··· Data rows

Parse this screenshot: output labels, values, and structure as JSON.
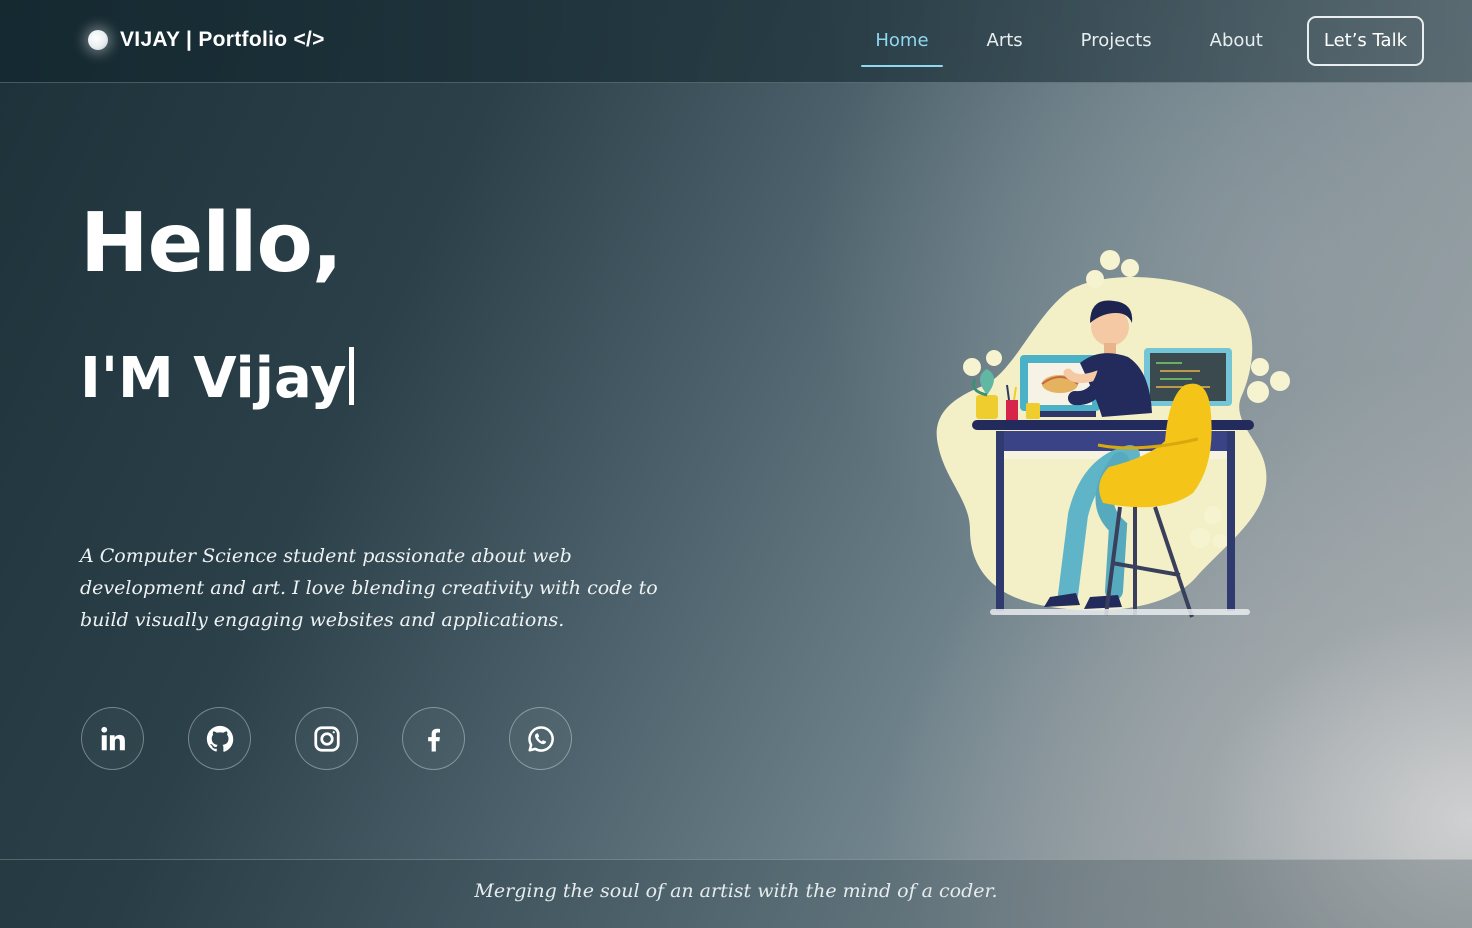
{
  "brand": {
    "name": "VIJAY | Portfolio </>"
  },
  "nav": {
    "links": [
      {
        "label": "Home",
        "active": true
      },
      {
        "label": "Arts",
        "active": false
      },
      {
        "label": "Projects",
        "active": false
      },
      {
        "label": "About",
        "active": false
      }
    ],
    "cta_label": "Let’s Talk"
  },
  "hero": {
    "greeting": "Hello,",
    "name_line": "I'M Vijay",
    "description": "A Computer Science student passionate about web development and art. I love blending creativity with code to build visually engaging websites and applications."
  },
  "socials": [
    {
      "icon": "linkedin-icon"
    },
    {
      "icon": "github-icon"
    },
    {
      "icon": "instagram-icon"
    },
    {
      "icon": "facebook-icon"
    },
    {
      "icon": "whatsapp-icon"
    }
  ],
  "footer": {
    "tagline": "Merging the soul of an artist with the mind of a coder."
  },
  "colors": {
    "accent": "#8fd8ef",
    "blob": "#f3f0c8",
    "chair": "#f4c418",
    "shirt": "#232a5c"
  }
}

······

• _Task directions_: Print the complete listing exactly as it stands, without its pictures.

• _Exercise answer_:
Parse this screenshot: output labels, values, and structure as JSON.
{
  "brand": {
    "name": "VIJAY | Portfolio </>"
  },
  "nav": {
    "links": [
      {
        "label": "Home",
        "active": true
      },
      {
        "label": "Arts",
        "active": false
      },
      {
        "label": "Projects",
        "active": false
      },
      {
        "label": "About",
        "active": false
      }
    ],
    "cta_label": "Let’s Talk"
  },
  "hero": {
    "greeting": "Hello,",
    "name_line": "I'M Vijay",
    "description": "A Computer Science student passionate about web development and art. I love blending creativity with code to build visually engaging websites and applications."
  },
  "socials": [
    {
      "icon": "linkedin-icon"
    },
    {
      "icon": "github-icon"
    },
    {
      "icon": "instagram-icon"
    },
    {
      "icon": "facebook-icon"
    },
    {
      "icon": "whatsapp-icon"
    }
  ],
  "footer": {
    "tagline": "Merging the soul of an artist with the mind of a coder."
  },
  "colors": {
    "accent": "#8fd8ef",
    "blob": "#f3f0c8",
    "chair": "#f4c418",
    "shirt": "#232a5c"
  }
}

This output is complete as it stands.